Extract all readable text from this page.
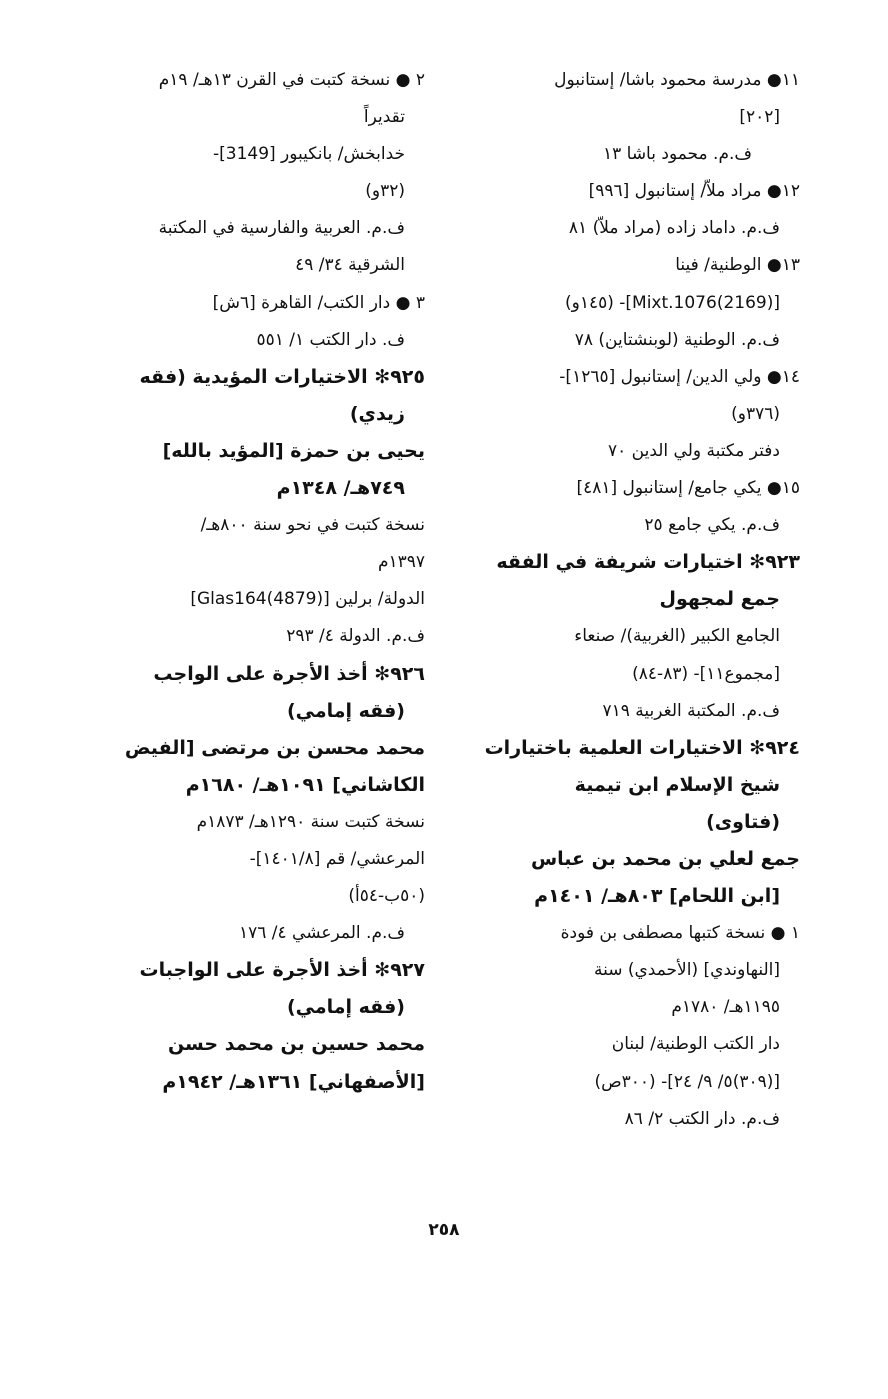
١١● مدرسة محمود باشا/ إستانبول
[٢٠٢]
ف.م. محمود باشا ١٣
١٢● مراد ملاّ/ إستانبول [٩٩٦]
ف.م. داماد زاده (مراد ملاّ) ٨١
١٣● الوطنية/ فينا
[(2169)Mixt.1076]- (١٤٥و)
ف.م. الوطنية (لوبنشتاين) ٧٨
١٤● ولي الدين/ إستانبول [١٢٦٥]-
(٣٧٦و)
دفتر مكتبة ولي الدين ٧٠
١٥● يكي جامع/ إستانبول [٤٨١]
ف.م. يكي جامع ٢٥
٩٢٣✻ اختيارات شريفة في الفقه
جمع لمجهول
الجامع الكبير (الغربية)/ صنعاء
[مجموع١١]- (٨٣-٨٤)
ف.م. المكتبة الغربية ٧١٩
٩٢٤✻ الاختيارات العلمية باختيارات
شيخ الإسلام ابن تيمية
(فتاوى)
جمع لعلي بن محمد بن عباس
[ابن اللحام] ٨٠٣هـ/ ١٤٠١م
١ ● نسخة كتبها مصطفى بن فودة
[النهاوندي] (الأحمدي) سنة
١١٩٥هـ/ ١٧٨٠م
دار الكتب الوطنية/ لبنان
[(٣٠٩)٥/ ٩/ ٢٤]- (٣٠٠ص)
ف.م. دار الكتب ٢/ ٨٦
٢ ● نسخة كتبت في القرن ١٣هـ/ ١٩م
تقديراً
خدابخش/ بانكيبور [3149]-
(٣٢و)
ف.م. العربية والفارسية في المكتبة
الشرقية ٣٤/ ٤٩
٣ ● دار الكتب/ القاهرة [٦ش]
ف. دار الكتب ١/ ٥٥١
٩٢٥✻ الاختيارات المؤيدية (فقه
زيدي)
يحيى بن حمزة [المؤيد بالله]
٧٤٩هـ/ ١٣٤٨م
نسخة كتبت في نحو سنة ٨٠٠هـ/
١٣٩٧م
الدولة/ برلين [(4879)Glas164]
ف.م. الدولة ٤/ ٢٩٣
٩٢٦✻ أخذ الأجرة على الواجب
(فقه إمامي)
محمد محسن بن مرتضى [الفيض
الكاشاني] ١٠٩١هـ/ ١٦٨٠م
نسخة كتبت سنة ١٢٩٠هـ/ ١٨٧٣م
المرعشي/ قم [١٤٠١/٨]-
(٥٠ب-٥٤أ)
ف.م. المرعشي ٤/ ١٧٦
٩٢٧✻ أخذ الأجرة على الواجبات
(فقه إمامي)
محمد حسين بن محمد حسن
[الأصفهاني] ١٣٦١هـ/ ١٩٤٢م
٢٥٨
══════
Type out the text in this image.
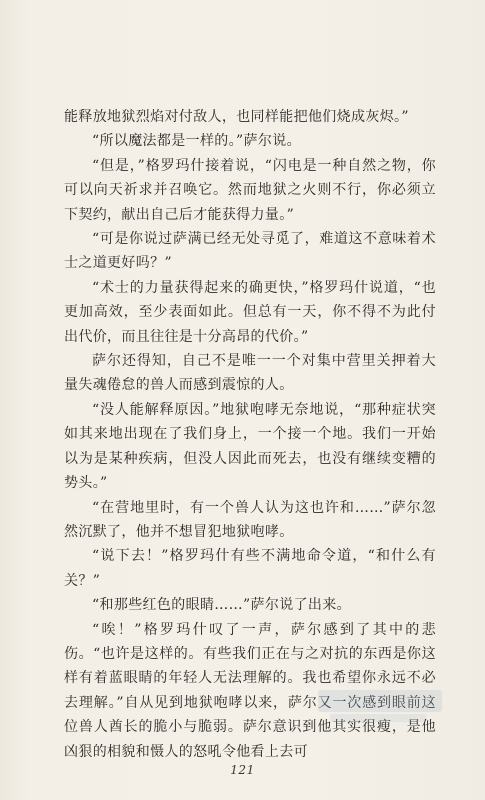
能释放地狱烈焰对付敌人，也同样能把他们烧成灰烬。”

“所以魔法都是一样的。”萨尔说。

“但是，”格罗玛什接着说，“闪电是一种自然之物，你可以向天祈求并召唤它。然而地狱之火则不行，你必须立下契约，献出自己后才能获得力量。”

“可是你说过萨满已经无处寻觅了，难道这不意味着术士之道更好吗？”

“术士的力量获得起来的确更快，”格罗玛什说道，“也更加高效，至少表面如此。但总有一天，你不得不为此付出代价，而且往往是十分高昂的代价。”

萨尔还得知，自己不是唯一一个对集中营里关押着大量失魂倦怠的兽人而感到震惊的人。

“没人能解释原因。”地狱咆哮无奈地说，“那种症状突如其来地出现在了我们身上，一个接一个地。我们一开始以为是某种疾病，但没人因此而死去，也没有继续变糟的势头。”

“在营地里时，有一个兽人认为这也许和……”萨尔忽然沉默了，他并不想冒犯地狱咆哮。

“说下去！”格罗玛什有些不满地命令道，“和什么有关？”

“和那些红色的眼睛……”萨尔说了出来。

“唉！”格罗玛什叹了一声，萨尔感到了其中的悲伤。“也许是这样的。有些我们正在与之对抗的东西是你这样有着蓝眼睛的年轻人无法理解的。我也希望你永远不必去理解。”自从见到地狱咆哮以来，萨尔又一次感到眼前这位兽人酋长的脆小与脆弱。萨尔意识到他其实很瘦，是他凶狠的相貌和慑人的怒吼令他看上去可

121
══════
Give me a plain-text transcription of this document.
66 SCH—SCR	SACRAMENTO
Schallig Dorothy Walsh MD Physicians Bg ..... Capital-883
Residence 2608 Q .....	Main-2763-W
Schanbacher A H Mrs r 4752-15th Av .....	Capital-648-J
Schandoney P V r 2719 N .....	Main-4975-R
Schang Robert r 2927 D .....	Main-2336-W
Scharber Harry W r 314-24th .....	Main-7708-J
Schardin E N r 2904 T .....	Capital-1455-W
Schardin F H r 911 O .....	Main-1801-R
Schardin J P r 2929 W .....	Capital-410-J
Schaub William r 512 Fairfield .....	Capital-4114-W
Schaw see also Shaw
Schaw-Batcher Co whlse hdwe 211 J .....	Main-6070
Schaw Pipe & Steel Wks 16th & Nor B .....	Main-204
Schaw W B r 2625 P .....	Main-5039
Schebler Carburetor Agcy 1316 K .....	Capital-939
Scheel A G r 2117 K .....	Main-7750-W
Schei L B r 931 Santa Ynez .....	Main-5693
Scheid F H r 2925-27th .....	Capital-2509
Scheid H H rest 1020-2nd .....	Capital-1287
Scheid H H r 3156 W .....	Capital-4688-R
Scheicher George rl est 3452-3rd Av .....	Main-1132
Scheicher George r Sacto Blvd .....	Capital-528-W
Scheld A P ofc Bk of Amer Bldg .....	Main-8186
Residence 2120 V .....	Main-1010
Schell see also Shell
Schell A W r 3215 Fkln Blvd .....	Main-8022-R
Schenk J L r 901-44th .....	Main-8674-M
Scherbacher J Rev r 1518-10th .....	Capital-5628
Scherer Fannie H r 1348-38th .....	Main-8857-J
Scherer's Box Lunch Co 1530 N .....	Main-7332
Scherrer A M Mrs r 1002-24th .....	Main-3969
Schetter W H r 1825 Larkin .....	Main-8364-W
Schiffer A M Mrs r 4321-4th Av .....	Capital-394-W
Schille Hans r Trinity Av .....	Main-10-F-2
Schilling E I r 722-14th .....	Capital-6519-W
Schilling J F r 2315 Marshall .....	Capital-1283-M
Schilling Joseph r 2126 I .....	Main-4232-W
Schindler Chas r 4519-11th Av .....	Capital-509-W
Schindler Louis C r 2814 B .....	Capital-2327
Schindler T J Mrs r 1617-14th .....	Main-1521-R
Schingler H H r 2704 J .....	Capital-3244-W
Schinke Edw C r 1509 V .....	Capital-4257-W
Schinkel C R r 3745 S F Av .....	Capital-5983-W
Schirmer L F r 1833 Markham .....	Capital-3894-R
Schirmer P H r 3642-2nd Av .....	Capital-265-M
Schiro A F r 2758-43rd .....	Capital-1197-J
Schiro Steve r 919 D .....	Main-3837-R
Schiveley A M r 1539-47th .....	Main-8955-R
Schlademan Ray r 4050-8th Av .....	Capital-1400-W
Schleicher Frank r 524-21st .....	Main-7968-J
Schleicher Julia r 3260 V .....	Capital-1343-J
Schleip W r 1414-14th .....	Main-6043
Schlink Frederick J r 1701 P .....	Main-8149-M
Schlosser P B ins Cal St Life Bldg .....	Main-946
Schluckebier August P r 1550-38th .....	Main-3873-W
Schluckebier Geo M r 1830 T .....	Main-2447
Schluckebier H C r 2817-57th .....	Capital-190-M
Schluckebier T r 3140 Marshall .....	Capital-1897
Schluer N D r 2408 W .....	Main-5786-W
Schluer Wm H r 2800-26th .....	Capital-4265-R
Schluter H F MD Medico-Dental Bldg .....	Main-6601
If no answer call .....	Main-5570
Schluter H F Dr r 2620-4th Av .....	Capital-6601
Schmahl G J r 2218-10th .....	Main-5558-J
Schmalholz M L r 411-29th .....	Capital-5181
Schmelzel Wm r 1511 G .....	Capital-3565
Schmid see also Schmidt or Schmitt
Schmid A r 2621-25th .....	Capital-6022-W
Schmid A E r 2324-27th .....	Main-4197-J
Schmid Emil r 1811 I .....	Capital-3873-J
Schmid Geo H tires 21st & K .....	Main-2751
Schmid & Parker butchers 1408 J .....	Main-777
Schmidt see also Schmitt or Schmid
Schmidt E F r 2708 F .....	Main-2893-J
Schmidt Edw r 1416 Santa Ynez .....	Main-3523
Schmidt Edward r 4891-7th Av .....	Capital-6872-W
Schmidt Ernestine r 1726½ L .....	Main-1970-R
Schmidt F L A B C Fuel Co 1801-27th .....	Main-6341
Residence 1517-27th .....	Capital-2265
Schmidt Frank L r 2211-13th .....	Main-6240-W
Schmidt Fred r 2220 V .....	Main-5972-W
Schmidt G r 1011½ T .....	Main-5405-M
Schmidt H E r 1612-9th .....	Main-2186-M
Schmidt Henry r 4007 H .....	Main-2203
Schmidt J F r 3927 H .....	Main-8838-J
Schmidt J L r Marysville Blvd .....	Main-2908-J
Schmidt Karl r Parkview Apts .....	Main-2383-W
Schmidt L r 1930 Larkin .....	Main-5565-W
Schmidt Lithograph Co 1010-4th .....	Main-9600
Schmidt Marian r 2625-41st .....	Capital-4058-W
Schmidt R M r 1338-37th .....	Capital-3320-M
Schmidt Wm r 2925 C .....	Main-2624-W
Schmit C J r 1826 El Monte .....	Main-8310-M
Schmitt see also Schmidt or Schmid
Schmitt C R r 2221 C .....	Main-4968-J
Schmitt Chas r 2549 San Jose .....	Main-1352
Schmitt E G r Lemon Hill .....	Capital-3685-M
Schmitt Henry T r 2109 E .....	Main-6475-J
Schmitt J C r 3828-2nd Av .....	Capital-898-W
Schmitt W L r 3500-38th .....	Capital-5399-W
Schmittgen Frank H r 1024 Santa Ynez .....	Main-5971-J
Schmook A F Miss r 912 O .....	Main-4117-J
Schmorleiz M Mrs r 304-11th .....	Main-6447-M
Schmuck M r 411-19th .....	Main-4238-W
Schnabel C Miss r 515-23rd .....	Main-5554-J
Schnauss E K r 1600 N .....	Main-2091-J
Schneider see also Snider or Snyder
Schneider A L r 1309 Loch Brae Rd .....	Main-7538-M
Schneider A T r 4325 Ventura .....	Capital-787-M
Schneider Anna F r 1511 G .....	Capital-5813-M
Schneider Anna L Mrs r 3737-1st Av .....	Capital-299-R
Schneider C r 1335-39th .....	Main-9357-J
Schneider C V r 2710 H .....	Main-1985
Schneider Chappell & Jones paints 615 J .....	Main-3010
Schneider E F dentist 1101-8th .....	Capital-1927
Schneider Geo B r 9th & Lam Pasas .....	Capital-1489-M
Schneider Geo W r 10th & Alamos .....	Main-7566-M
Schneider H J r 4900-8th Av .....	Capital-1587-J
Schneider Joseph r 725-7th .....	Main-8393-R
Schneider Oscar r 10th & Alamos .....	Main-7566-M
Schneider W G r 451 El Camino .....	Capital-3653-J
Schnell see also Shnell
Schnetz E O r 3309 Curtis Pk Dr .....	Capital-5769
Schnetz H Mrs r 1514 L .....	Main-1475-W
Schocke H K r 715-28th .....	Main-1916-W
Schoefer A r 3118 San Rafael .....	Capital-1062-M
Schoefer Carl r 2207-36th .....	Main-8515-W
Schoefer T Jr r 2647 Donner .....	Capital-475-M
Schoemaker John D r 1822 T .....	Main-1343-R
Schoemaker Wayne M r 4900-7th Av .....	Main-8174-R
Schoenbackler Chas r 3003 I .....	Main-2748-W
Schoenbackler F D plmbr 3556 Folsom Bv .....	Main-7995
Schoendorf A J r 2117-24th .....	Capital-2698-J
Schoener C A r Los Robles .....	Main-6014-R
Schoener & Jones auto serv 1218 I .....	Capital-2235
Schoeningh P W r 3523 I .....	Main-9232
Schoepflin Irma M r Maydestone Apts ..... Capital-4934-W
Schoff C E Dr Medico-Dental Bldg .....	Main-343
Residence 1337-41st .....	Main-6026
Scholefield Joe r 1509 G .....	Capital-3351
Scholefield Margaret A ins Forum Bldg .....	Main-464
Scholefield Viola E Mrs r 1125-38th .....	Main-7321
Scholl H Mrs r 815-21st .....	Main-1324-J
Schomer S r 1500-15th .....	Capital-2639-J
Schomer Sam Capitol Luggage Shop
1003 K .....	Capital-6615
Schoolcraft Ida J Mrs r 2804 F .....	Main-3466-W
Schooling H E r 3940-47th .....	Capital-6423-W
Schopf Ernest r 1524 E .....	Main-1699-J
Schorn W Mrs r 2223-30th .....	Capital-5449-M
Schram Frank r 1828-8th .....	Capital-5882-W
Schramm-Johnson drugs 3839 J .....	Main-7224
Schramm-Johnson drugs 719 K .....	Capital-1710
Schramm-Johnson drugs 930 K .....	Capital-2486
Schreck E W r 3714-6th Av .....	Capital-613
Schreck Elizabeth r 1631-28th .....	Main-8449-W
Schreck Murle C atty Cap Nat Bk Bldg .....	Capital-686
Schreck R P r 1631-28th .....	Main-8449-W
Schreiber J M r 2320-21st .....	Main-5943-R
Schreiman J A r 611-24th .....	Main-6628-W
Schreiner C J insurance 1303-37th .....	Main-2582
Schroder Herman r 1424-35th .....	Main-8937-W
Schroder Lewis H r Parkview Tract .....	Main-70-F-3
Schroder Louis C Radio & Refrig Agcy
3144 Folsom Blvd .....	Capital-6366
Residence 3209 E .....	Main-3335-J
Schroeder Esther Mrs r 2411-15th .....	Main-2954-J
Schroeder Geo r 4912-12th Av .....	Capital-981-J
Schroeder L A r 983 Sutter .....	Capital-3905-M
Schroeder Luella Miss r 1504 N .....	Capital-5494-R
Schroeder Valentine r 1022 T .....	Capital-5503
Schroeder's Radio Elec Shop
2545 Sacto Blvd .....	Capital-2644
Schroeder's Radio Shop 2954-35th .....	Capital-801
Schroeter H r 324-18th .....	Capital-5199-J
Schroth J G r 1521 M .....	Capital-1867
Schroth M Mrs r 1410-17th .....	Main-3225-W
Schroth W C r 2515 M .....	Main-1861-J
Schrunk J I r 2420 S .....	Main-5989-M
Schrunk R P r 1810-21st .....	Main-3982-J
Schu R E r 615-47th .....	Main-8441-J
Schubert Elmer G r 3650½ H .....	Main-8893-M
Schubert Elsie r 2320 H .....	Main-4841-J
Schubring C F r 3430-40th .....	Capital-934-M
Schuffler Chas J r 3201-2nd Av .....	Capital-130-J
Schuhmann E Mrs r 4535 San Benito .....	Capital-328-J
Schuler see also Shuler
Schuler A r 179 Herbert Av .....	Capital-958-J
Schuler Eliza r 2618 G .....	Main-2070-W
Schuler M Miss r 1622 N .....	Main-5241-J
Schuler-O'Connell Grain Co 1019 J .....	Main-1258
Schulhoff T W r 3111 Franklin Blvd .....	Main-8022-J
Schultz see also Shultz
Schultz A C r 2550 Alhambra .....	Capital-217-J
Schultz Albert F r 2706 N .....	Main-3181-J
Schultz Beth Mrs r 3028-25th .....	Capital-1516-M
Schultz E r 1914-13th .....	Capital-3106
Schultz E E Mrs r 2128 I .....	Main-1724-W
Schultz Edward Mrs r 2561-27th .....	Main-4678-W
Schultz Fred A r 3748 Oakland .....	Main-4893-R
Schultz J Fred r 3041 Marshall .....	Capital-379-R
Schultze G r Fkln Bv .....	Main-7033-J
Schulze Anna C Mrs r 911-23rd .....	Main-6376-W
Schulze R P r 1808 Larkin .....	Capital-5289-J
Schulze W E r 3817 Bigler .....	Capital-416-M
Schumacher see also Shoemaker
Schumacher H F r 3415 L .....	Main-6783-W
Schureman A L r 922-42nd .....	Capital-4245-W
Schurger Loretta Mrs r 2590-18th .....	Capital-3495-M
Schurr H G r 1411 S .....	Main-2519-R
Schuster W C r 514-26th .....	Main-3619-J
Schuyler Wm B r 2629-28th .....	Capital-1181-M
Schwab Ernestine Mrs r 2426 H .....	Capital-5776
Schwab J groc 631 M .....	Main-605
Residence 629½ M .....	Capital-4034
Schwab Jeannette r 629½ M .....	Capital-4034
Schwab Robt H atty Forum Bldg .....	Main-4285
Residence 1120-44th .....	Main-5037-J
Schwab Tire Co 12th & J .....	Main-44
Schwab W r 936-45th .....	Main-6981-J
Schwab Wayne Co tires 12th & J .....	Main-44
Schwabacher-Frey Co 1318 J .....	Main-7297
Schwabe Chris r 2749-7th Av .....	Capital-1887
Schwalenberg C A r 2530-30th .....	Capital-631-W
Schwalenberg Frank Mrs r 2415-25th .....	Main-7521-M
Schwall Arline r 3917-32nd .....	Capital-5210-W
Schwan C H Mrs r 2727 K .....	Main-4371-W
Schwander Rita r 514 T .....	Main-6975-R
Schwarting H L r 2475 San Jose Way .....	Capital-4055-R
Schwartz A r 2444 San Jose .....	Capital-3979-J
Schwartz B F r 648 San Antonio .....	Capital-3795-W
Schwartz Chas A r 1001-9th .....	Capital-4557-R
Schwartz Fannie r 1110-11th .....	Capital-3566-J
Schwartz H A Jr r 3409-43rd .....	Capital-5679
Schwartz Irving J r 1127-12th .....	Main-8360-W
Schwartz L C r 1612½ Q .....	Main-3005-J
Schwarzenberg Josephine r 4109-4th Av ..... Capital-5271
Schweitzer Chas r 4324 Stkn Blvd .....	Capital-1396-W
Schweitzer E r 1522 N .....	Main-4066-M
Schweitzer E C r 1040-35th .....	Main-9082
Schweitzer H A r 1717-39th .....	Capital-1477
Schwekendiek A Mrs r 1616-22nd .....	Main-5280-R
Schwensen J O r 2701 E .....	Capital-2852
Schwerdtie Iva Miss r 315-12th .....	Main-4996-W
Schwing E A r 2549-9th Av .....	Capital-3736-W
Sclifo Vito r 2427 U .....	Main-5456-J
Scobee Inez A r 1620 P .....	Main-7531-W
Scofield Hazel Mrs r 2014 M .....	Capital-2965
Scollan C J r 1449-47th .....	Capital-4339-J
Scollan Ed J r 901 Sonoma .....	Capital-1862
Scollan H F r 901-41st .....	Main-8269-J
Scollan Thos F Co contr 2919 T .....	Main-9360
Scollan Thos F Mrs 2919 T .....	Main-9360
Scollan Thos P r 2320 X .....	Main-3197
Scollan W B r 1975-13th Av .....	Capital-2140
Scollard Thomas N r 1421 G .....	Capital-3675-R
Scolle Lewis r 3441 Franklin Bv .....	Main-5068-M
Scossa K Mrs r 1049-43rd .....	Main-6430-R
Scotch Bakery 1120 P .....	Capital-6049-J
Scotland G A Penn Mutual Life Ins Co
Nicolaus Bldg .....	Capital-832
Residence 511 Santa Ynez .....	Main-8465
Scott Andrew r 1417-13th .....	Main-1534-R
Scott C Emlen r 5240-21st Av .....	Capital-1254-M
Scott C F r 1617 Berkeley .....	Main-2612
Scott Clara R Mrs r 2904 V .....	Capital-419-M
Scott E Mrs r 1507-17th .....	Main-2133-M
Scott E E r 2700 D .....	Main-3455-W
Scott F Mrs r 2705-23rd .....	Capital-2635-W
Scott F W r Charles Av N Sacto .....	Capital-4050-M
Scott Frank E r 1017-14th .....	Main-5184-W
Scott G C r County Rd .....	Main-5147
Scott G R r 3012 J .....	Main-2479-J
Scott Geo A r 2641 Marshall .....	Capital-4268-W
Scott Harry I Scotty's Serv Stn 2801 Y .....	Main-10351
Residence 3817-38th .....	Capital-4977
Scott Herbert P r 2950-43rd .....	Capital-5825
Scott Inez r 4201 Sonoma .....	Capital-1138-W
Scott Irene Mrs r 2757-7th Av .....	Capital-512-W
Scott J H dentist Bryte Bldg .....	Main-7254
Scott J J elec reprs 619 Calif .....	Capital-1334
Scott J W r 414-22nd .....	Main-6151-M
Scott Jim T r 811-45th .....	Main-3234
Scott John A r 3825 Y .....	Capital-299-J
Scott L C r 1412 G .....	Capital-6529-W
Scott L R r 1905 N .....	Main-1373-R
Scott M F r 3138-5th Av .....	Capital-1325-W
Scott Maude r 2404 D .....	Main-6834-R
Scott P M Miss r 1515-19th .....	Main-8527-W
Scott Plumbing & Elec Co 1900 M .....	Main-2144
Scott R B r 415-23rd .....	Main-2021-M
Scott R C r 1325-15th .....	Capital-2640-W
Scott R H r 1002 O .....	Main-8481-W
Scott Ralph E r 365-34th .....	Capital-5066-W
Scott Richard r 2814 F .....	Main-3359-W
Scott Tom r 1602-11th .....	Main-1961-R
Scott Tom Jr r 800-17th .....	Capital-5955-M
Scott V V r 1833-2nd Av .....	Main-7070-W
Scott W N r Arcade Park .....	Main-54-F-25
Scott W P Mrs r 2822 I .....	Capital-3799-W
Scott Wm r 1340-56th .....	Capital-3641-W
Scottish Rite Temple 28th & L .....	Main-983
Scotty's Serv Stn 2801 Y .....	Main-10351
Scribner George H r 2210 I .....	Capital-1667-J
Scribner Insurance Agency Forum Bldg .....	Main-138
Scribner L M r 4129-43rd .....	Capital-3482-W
══════
**The task**: Every line in the data above that contains "Wayne" needs to be copied.

**Written solution**:
Schoemaker Wayne M r 4900-7th Av .....	Main-8174-R
Schwab Wayne Co tires 12th & J .....	Main-44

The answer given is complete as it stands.